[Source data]
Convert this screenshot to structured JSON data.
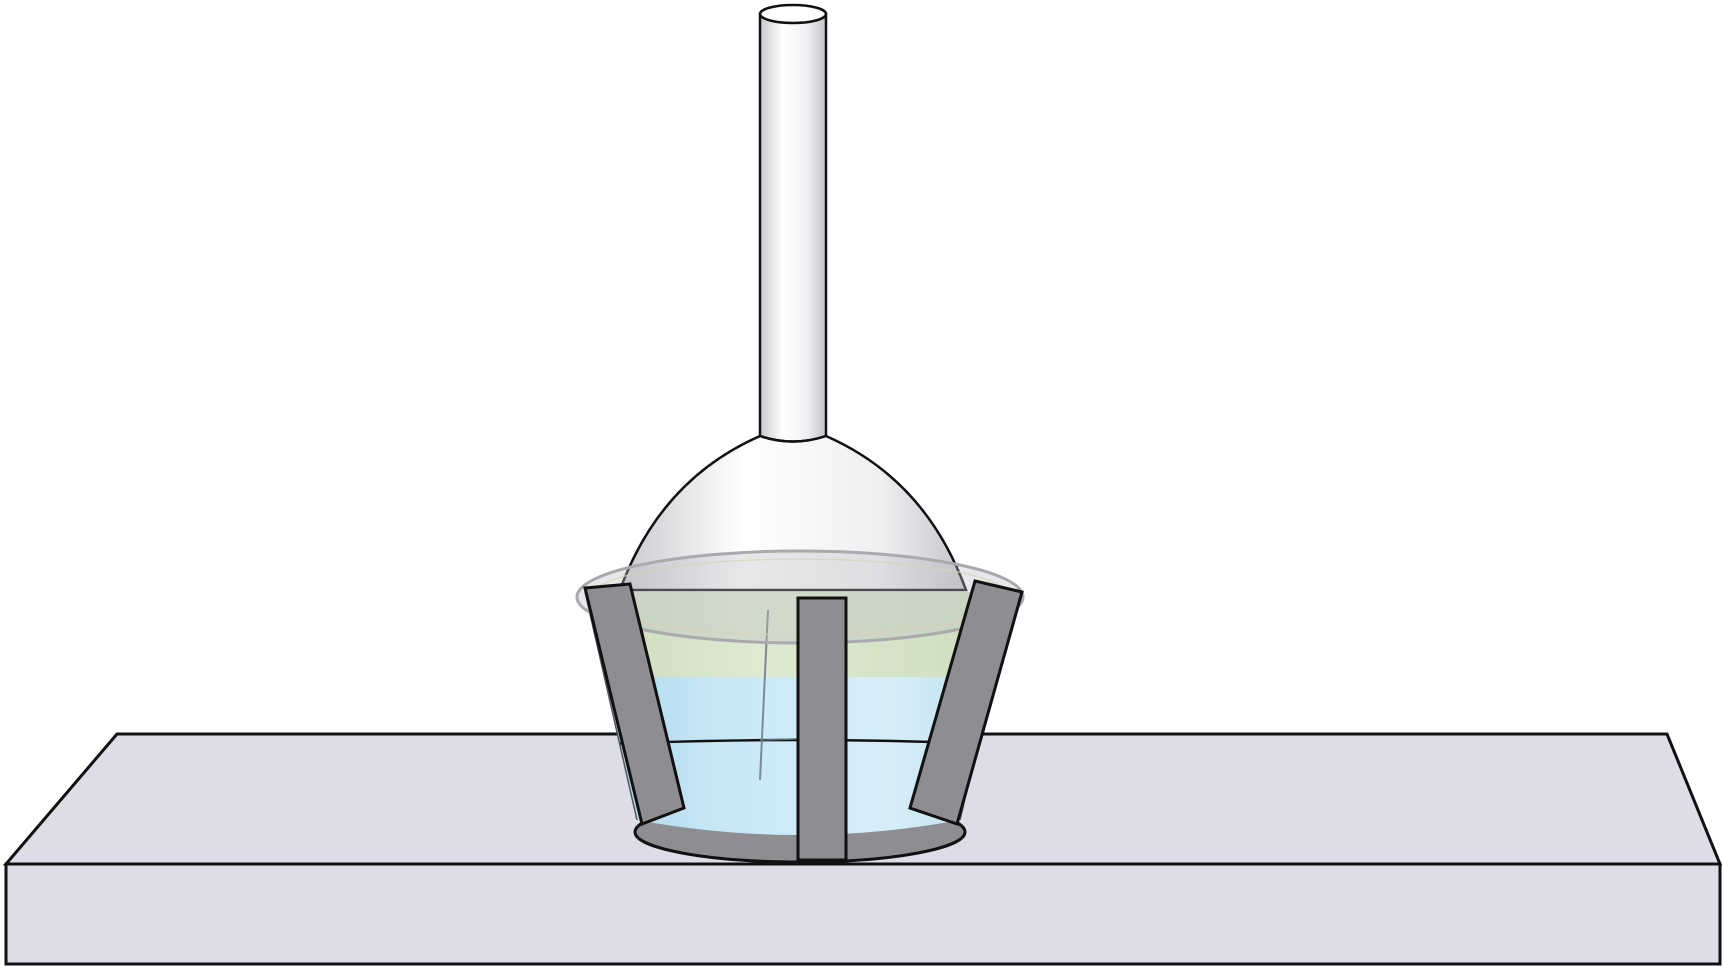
{
  "diagram": {
    "type": "illustration",
    "objects": [
      "bench-top",
      "flask-with-long-neck",
      "cork-ring-stand",
      "liquid-in-flask"
    ],
    "colors": {
      "bench_top": "#dcdde6",
      "bench_front": "#dcdde6",
      "outline": "#111111",
      "stand_band": "#8d8d92",
      "stand_band_dark": "#6f7075",
      "glass_highlight": "#ffffff",
      "glass_shade": "#c9cace",
      "liquid_top": "#d6e4c4",
      "liquid_middle": "#bfe2f2",
      "liquid_bottom": "#b6dcee",
      "rim": "#bdbdc2"
    }
  }
}
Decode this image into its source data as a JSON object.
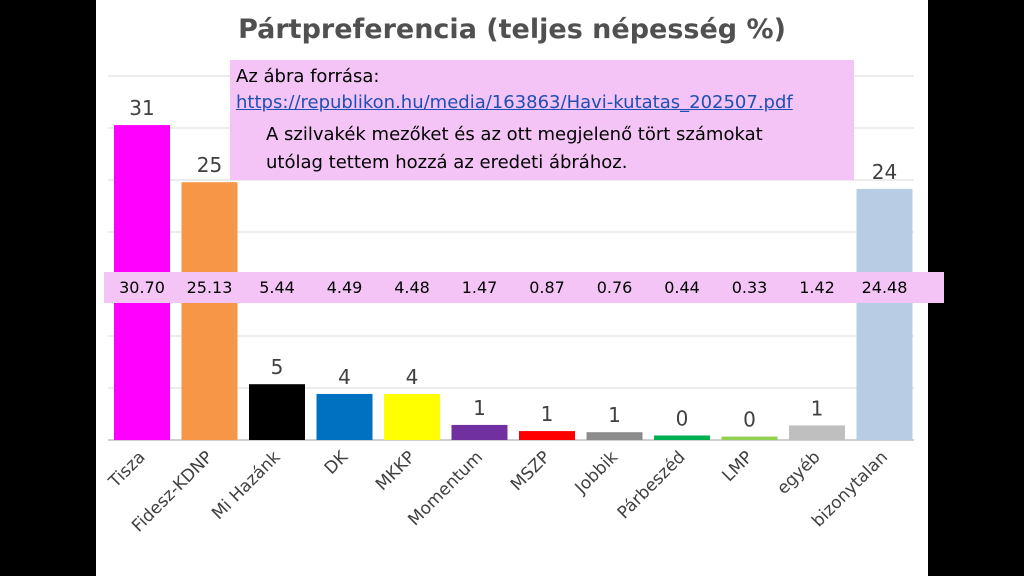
{
  "chart_data": {
    "type": "bar",
    "title": "Pártpreferencia (teljes népesség %)",
    "categories": [
      "Tisza",
      "Fidesz-KDNP",
      "Mi Hazánk",
      "DK",
      "MKKP",
      "Momentum",
      "MSZP",
      "Jobbik",
      "Párbeszéd",
      "LMP",
      "egyéb",
      "bizonytalan"
    ],
    "values": [
      30.7,
      25.13,
      5.44,
      4.49,
      4.48,
      1.47,
      0.87,
      0.76,
      0.44,
      0.33,
      1.42,
      24.48
    ],
    "data_labels": [
      "31",
      "25",
      "5",
      "4",
      "4",
      "1",
      "1",
      "1",
      "0",
      "0",
      "1",
      "24"
    ],
    "exact_labels": [
      "30.70",
      "25.13",
      "5.44",
      "4.49",
      "4.48",
      "1.47",
      "0.87",
      "0.76",
      "0.44",
      "0.33",
      "1.42",
      "24.48"
    ],
    "colors": [
      "#ff00ff",
      "#f79646",
      "#000000",
      "#0070c0",
      "#ffff00",
      "#7030a0",
      "#ff0000",
      "#8c8c8c",
      "#00b050",
      "#92d050",
      "#bfbfbf",
      "#b8cce4"
    ],
    "ylim": [
      0,
      31
    ],
    "grid": true,
    "xlabel": "",
    "ylabel": ""
  },
  "annotation": {
    "source_label": "Az ábra forrása:",
    "source_url": "https://republikon.hu/media/163863/Havi-kutatas_202507.pdf",
    "note_line1": "A szilvakék mezőket és az ott megjelenő tört számokat",
    "note_line2": "utólag tettem hozzá az eredeti ábrához."
  }
}
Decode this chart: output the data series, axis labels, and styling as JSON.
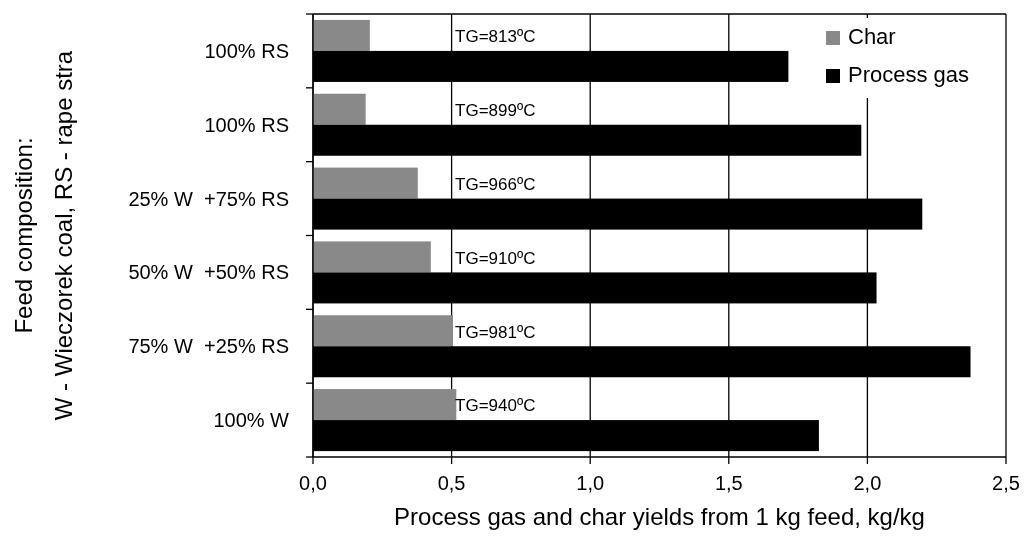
{
  "chart_data": {
    "type": "bar",
    "orientation": "horizontal",
    "xlabel": "Process gas and char yields from 1 kg feed, kg/kg",
    "ylabel": "Feed composition:\nW - Wieczorek coal, RS - rape stra",
    "categories": [
      "100% RS",
      "100% RS",
      "25% W  +75% RS",
      "50% W  +50% RS",
      "75% W  +25% RS",
      "100% W"
    ],
    "series": [
      {
        "name": "Char",
        "color": "#898989",
        "values": [
          0.205,
          0.19,
          0.378,
          0.425,
          0.505,
          0.517
        ]
      },
      {
        "name": "Process gas",
        "color": "#000000",
        "values": [
          1.715,
          1.978,
          2.198,
          2.033,
          2.372,
          1.825
        ]
      }
    ],
    "xlim": [
      0,
      2.5
    ],
    "xticks": [
      {
        "value": 0,
        "label": "0,0"
      },
      {
        "value": 0.5,
        "label": "0,5"
      },
      {
        "value": 1,
        "label": "1,0"
      },
      {
        "value": 1.5,
        "label": "1,5"
      },
      {
        "value": 2,
        "label": "2,0"
      },
      {
        "value": 2.5,
        "label": "2,5"
      }
    ],
    "grid": "x",
    "legend": "top right",
    "annotations": [
      "TG=813ºC",
      "TG=899ºC",
      "TG=966ºC",
      "TG=910ºC",
      "TG=981ºC",
      "TG=940ºC"
    ]
  }
}
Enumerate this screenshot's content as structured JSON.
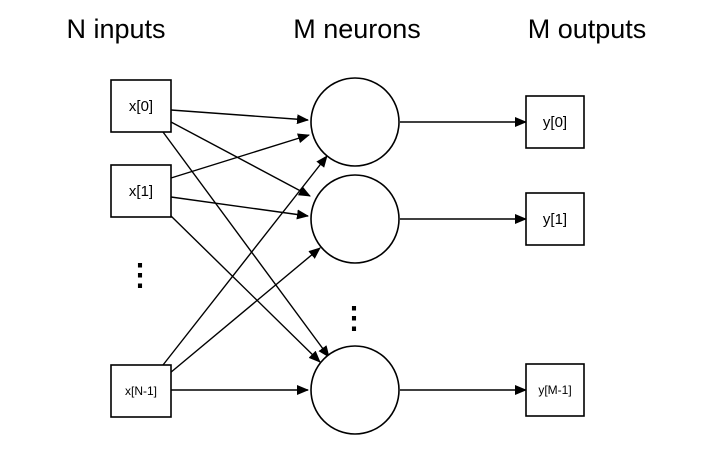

• [The task]: Except for the pictures, print the data above exactly.

• [The response]:
Convert this screenshot to structured JSON data.
{
  "diagram": {
    "type": "illustration",
    "objects": [
      "bench-top",
      "flask-with-long-neck",
      "cork-ring-stand",
      "liquid-in-flask"
    ],
    "colors": {
      "bench_top": "#dcdde6",
      "bench_front": "#dcdde6",
      "outline": "#111111",
      "stand_band": "#8d8d92",
      "stand_band_dark": "#6f7075",
      "glass_highlight": "#ffffff",
      "glass_shade": "#c9cace",
      "liquid_top": "#d6e4c4",
      "liquid_middle": "#bfe2f2",
      "liquid_bottom": "#b6dcee",
      "rim": "#bdbdc2"
    }
  }
}
Decode this image into its source data as a JSON object.
{
  "chart_data": {
    "type": "bar",
    "title": "Pártpreferencia (teljes népesség %)",
    "categories": [
      "Tisza",
      "Fidesz-KDNP",
      "Mi Hazánk",
      "DK",
      "MKKP",
      "Momentum",
      "MSZP",
      "Jobbik",
      "Párbeszéd",
      "LMP",
      "egyéb",
      "bizonytalan"
    ],
    "values": [
      30.7,
      25.13,
      5.44,
      4.49,
      4.48,
      1.47,
      0.87,
      0.76,
      0.44,
      0.33,
      1.42,
      24.48
    ],
    "data_labels": [
      "31",
      "25",
      "5",
      "4",
      "4",
      "1",
      "1",
      "1",
      "0",
      "0",
      "1",
      "24"
    ],
    "exact_labels": [
      "30.70",
      "25.13",
      "5.44",
      "4.49",
      "4.48",
      "1.47",
      "0.87",
      "0.76",
      "0.44",
      "0.33",
      "1.42",
      "24.48"
    ],
    "colors": [
      "#ff00ff",
      "#f79646",
      "#000000",
      "#0070c0",
      "#ffff00",
      "#7030a0",
      "#ff0000",
      "#8c8c8c",
      "#00b050",
      "#92d050",
      "#bfbfbf",
      "#b8cce4"
    ],
    "ylim": [
      0,
      31
    ],
    "grid": true,
    "xlabel": "",
    "ylabel": ""
  },
  "annotation": {
    "source_label": "Az ábra forrása:",
    "source_url": "https://republikon.hu/media/163863/Havi-kutatas_202507.pdf",
    "note_line1": "A szilvakék mezőket és az ott megjelenő tört számokat",
    "note_line2": "utólag tettem hozzá az eredeti ábrához."
  }
}
Decode this chart: output the data series, axis labels, and styling as JSON.
{
  "chart_data": {
    "type": "bar",
    "orientation": "horizontal",
    "xlabel": "Process gas and char yields from 1 kg feed, kg/kg",
    "ylabel": "Feed composition:\nW - Wieczorek coal, RS - rape stra",
    "categories": [
      "100% RS",
      "100% RS",
      "25% W  +75% RS",
      "50% W  +50% RS",
      "75% W  +25% RS",
      "100% W"
    ],
    "series": [
      {
        "name": "Char",
        "color": "#898989",
        "values": [
          0.205,
          0.19,
          0.378,
          0.425,
          0.505,
          0.517
        ]
      },
      {
        "name": "Process gas",
        "color": "#000000",
        "values": [
          1.715,
          1.978,
          2.198,
          2.033,
          2.372,
          1.825
        ]
      }
    ],
    "xlim": [
      0,
      2.5
    ],
    "xticks": [
      {
        "value": 0,
        "label": "0,0"
      },
      {
        "value": 0.5,
        "label": "0,5"
      },
      {
        "value": 1,
        "label": "1,0"
      },
      {
        "value": 1.5,
        "label": "1,5"
      },
      {
        "value": 2,
        "label": "2,0"
      },
      {
        "value": 2.5,
        "label": "2,5"
      }
    ],
    "grid": "x",
    "legend": "top right",
    "annotations": [
      "TG=813ºC",
      "TG=899ºC",
      "TG=966ºC",
      "TG=910ºC",
      "TG=981ºC",
      "TG=940ºC"
    ]
  }
}
Enumerate this screenshot's content as structured JSON.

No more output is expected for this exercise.